--- BEGIN ---

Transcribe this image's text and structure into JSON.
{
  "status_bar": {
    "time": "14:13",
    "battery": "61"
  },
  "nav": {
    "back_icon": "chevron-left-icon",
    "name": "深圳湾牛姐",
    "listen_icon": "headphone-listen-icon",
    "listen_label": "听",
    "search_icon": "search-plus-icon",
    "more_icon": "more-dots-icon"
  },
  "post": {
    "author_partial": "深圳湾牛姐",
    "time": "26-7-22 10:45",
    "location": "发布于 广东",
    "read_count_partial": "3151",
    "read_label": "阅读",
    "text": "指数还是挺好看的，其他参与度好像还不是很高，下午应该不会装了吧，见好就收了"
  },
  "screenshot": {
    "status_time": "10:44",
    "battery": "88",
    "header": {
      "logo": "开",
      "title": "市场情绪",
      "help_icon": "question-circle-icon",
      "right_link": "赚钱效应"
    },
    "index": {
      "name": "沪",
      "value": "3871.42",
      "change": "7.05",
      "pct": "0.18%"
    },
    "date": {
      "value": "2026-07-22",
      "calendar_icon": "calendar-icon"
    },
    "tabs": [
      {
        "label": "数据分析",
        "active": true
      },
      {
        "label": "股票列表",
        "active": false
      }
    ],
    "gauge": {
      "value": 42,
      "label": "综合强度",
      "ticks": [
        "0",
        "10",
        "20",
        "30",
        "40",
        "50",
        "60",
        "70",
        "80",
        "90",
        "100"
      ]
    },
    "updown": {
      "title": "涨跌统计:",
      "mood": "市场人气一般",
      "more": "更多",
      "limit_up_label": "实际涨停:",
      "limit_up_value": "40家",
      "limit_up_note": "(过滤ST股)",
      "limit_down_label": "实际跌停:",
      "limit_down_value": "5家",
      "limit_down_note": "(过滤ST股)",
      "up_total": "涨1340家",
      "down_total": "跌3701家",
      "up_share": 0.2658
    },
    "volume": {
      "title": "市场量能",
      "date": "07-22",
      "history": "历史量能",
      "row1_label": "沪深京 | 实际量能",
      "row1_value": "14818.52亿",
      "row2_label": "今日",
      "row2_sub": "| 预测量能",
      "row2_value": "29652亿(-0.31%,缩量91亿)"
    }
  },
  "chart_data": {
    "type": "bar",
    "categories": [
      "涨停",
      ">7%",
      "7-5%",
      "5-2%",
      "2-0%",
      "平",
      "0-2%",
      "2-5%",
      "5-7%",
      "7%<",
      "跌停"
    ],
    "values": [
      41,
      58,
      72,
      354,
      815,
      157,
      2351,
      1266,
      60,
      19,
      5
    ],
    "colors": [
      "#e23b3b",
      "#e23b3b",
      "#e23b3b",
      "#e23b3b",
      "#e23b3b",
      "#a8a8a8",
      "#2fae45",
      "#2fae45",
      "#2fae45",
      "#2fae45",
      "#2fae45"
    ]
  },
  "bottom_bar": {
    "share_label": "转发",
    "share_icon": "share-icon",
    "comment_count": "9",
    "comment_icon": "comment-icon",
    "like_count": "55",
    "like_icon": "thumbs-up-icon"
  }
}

--- END ---

▶ **The problem**: Reproduce the material exactly, with every line intact.

▶ **The completed task**:
Transcribe this image's text and structure into JSON.
{
  "status_bar": {
    "time": "14:13",
    "battery": "61"
  },
  "nav": {
    "back_icon": "chevron-left-icon",
    "name": "深圳湾牛姐",
    "listen_icon": "headphone-listen-icon",
    "listen_label": "听",
    "search_icon": "search-plus-icon",
    "more_icon": "more-dots-icon"
  },
  "post": {
    "author_partial": "深圳湾牛姐",
    "time": "26-7-22 10:45",
    "location": "发布于 广东",
    "read_count_partial": "3151",
    "read_label": "阅读",
    "text": "指数还是挺好看的，其他参与度好像还不是很高，下午应该不会装了吧，见好就收了"
  },
  "screenshot": {
    "status_time": "10:44",
    "battery": "88",
    "header": {
      "logo": "开",
      "title": "市场情绪",
      "help_icon": "question-circle-icon",
      "right_link": "赚钱效应"
    },
    "index": {
      "name": "沪",
      "value": "3871.42",
      "change": "7.05",
      "pct": "0.18%"
    },
    "date": {
      "value": "2026-07-22",
      "calendar_icon": "calendar-icon"
    },
    "tabs": [
      {
        "label": "数据分析",
        "active": true
      },
      {
        "label": "股票列表",
        "active": false
      }
    ],
    "gauge": {
      "value": 42,
      "label": "综合强度",
      "ticks": [
        "0",
        "10",
        "20",
        "30",
        "40",
        "50",
        "60",
        "70",
        "80",
        "90",
        "100"
      ]
    },
    "updown": {
      "title": "涨跌统计:",
      "mood": "市场人气一般",
      "more": "更多",
      "limit_up_label": "实际涨停:",
      "limit_up_value": "40家",
      "limit_up_note": "(过滤ST股)",
      "limit_down_label": "实际跌停:",
      "limit_down_value": "5家",
      "limit_down_note": "(过滤ST股)",
      "up_total": "涨1340家",
      "down_total": "跌3701家",
      "up_share": 0.2658
    },
    "volume": {
      "title": "市场量能",
      "date": "07-22",
      "history": "历史量能",
      "row1_label": "沪深京 | 实际量能",
      "row1_value": "14818.52亿",
      "row2_label": "今日",
      "row2_sub": "| 预测量能",
      "row2_value": "29652亿(-0.31%,缩量91亿)"
    }
  },
  "chart_data": {
    "type": "bar",
    "categories": [
      "涨停",
      ">7%",
      "7-5%",
      "5-2%",
      "2-0%",
      "平",
      "0-2%",
      "2-5%",
      "5-7%",
      "7%<",
      "跌停"
    ],
    "values": [
      41,
      58,
      72,
      354,
      815,
      157,
      2351,
      1266,
      60,
      19,
      5
    ],
    "colors": [
      "#e23b3b",
      "#e23b3b",
      "#e23b3b",
      "#e23b3b",
      "#e23b3b",
      "#a8a8a8",
      "#2fae45",
      "#2fae45",
      "#2fae45",
      "#2fae45",
      "#2fae45"
    ]
  },
  "bottom_bar": {
    "share_label": "转发",
    "share_icon": "share-icon",
    "comment_count": "9",
    "comment_icon": "comment-icon",
    "like_count": "55",
    "like_icon": "thumbs-up-icon"
  }
}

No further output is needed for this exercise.